Brief: Show every line below where "bought" can be found.

Stored dataset items:

· · · · ·

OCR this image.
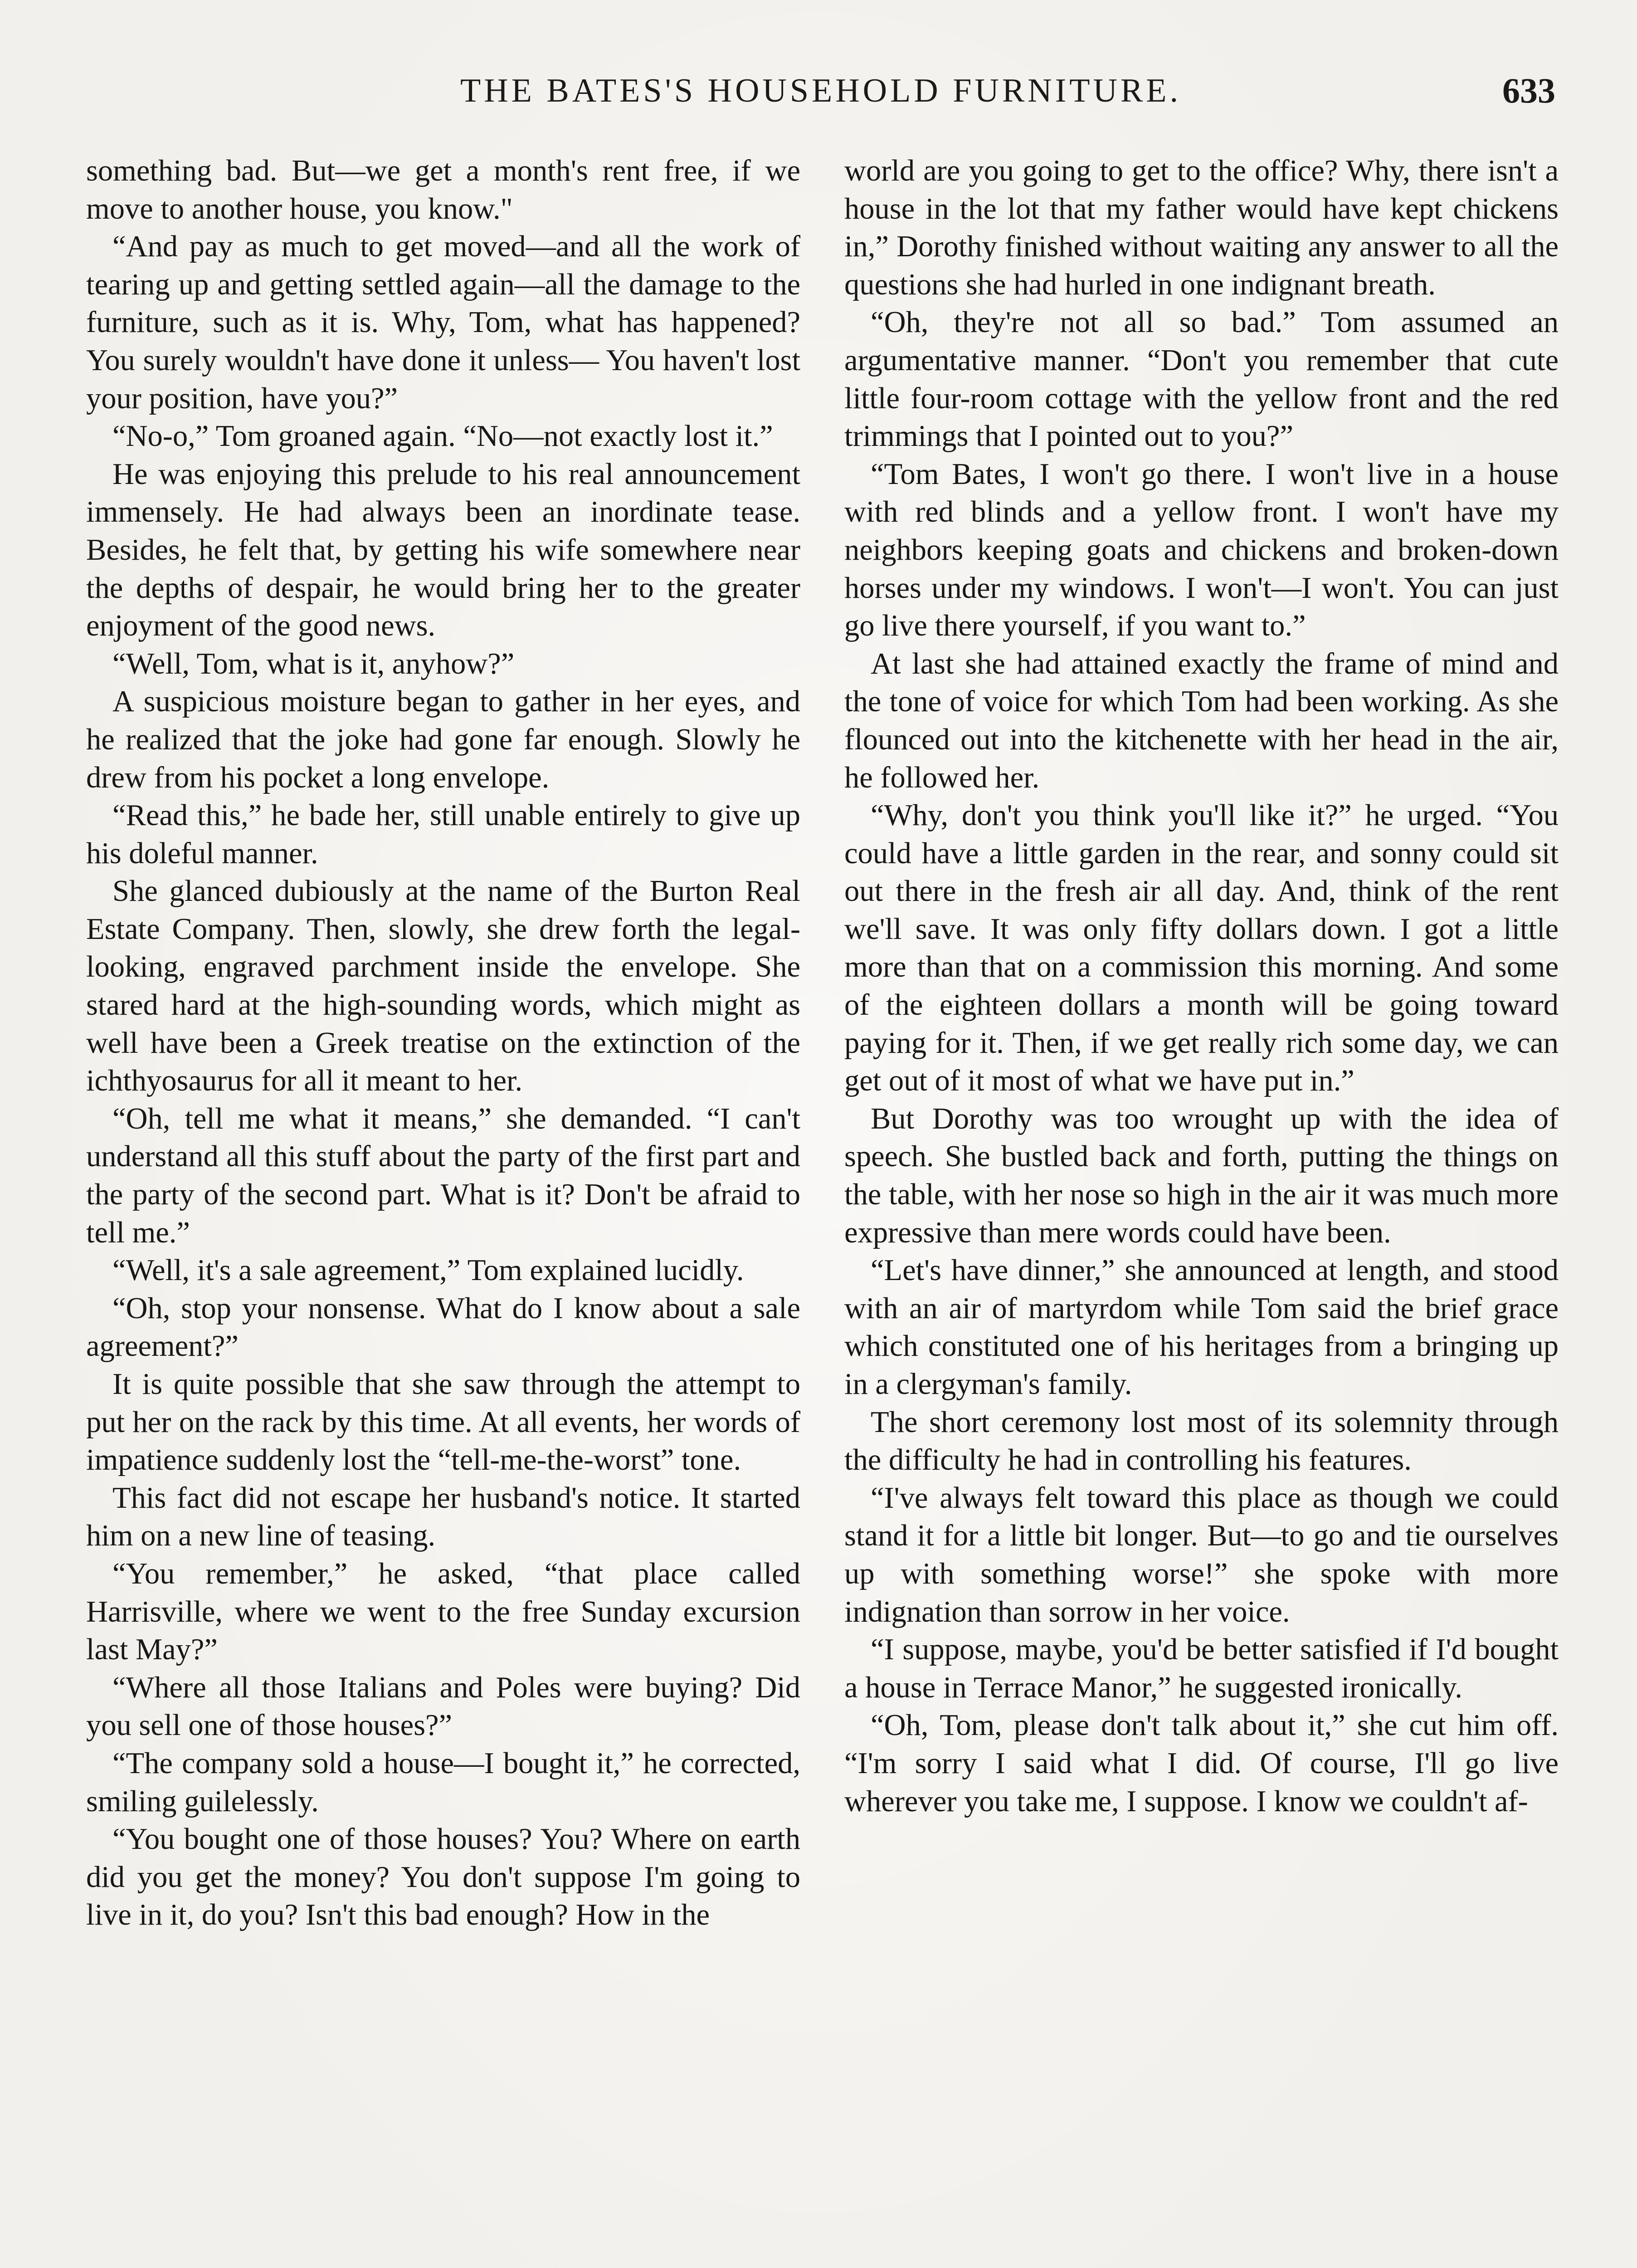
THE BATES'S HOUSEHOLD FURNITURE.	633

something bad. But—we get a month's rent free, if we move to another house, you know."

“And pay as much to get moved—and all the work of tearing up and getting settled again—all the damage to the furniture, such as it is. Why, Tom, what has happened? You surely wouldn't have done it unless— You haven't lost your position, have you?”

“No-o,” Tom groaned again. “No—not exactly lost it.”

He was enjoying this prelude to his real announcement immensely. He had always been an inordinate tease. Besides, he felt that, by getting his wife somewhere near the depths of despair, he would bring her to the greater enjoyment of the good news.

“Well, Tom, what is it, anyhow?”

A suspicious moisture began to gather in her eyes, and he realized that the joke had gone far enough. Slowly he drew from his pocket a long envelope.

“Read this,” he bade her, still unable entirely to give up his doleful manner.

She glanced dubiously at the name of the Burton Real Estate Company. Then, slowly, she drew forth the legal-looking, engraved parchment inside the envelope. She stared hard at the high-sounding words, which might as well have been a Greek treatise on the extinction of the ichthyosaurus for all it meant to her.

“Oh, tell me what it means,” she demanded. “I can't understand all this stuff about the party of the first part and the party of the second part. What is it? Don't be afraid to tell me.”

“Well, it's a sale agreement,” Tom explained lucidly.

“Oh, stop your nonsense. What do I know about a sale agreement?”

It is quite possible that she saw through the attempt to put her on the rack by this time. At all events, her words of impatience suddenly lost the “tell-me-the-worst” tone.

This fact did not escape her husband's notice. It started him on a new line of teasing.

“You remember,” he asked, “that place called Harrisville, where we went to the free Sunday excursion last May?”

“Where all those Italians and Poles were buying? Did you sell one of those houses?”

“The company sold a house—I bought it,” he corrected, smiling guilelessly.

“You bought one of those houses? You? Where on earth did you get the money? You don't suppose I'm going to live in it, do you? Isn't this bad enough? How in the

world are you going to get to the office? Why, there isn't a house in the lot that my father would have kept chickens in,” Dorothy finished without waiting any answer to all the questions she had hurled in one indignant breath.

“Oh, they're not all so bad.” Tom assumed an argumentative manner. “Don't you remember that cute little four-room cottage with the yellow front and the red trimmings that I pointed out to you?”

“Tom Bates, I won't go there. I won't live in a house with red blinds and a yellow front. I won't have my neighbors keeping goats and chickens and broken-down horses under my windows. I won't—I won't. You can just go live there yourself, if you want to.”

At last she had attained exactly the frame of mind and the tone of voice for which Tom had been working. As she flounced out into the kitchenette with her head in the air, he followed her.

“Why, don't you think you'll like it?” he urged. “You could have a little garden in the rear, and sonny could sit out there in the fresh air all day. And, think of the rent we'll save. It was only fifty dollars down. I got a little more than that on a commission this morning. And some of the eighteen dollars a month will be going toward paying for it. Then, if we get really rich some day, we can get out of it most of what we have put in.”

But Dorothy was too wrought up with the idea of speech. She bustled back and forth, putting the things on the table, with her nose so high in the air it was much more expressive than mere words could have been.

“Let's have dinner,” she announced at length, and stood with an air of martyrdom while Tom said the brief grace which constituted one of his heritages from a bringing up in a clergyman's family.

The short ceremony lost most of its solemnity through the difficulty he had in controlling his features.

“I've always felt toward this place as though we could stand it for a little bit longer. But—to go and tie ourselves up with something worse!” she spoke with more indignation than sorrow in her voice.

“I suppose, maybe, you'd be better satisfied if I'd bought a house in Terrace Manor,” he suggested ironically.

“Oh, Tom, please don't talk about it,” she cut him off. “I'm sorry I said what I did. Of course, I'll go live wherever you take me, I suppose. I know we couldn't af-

· · · · ·

Solved problem:
“The company sold a house—I bought it,” he corrected, smiling guilelessly.
“You bought one of those houses? You? Where on earth did you get the money? You don't suppose I'm going to live in it, do you? Isn't this bad enough? How in the
“I suppose, maybe, you'd be better satisfied if I'd bought a house in Terrace Manor,” he suggested ironically.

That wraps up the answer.